▼
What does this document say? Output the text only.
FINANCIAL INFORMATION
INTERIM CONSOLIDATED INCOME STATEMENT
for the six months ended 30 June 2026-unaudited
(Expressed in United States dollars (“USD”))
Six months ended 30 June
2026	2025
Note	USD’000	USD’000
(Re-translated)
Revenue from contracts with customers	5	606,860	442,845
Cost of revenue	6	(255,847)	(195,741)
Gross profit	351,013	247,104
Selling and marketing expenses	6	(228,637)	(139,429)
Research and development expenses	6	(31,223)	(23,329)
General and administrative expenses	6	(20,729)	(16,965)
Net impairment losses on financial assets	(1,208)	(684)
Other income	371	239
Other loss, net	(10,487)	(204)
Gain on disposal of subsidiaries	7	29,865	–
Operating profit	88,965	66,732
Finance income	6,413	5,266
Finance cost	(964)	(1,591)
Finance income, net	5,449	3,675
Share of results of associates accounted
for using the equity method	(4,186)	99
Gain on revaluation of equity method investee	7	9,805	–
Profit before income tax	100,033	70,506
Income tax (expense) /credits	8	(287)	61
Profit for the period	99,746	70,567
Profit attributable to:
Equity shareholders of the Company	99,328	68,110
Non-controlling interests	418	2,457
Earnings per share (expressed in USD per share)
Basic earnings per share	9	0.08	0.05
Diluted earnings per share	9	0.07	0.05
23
▲
**Aim of the task:** How many lines of the listing include the string "ended"? Answer with the number alone.

**Answer for this exercise:** 2